■ EXERCISE GOAL ■
Only lines with the string "речи" matter here; gather them from the material below.

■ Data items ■
_ _ _ _ _
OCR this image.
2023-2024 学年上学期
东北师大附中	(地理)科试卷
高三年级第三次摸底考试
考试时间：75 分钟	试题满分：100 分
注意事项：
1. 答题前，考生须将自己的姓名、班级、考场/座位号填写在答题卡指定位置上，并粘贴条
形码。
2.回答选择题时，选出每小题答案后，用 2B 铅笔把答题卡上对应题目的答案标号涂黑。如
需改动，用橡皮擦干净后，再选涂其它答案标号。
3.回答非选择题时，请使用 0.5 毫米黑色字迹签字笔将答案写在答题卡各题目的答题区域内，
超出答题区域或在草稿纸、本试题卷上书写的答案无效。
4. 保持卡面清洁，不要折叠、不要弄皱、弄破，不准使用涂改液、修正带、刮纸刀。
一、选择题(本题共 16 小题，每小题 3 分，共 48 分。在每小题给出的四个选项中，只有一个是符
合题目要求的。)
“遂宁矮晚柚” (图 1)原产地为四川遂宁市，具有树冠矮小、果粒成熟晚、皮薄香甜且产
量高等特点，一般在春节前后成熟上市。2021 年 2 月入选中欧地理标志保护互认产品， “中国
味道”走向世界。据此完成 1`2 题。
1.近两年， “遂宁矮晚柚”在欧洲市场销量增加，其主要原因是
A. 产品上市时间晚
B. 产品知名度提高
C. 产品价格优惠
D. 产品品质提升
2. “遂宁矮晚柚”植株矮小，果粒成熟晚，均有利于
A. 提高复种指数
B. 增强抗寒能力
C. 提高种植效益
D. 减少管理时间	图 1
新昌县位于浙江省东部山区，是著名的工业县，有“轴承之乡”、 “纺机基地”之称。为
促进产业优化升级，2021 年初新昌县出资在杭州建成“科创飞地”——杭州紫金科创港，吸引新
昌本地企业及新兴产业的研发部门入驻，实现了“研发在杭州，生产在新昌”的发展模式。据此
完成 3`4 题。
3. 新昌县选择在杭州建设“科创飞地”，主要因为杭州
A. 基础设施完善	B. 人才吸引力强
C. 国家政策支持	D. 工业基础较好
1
_ _ _ _ _
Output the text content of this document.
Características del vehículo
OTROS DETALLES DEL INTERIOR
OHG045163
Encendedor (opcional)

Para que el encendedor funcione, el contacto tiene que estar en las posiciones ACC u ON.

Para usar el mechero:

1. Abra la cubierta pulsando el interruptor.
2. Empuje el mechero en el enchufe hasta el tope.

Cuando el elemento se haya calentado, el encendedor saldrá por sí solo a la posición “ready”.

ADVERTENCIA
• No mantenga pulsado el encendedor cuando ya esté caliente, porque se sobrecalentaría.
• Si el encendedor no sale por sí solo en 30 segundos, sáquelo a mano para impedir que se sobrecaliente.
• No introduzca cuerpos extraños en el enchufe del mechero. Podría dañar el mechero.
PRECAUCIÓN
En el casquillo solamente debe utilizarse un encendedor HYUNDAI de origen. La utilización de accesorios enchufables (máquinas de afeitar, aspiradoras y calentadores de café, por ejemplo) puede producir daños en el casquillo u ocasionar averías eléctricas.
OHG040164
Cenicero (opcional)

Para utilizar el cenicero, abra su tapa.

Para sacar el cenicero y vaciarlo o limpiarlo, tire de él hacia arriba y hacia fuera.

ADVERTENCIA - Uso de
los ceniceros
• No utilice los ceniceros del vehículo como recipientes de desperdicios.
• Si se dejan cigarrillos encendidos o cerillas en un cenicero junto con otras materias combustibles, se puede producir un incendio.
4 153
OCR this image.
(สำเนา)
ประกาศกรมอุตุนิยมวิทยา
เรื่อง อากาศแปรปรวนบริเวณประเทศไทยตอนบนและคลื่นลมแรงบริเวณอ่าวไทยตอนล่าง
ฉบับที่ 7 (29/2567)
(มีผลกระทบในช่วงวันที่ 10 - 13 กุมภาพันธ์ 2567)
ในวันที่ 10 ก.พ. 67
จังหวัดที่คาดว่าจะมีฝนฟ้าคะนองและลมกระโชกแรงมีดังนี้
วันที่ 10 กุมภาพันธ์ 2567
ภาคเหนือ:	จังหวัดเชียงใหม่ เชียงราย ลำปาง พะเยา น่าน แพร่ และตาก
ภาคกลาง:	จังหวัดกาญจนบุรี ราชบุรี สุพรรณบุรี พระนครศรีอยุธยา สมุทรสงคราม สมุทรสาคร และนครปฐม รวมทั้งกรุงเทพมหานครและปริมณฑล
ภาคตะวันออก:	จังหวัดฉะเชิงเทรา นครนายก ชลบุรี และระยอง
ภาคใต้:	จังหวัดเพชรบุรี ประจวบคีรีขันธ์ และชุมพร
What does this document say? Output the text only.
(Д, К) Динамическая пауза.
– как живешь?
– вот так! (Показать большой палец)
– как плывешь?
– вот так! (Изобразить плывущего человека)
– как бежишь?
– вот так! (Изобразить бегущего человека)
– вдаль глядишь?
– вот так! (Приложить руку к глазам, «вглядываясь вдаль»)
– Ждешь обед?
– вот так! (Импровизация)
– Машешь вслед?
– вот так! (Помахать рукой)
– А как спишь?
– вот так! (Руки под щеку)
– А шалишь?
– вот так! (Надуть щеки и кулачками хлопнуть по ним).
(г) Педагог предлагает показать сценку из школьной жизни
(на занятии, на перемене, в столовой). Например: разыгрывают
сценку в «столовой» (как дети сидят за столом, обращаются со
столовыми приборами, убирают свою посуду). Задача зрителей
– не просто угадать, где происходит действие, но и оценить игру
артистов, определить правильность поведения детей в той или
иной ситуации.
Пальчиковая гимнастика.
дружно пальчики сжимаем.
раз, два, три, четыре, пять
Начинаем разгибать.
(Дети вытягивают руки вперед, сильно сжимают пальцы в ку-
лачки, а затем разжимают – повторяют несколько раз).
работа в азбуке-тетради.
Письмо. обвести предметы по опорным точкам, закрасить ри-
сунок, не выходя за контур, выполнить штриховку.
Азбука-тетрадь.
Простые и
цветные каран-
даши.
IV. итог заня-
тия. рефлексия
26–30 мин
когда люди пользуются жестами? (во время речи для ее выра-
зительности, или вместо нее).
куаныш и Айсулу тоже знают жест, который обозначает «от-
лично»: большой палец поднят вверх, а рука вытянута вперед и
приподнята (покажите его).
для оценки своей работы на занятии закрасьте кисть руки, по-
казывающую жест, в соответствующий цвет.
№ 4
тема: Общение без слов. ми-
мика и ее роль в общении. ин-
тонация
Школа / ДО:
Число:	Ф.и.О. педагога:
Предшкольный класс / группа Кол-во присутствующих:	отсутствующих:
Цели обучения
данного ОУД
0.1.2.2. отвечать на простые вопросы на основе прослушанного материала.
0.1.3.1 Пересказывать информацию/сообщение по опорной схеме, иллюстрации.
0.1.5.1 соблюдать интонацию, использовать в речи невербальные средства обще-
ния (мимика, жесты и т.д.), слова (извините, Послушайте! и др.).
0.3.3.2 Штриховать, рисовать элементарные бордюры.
_ _ _ _ _
■ EXERCISE RESPONSE ■
когда люди пользуются жестами? (во время речи для ее выра-
0.1.5.1 соблюдать интонацию, использовать в речи невербальные средства обще-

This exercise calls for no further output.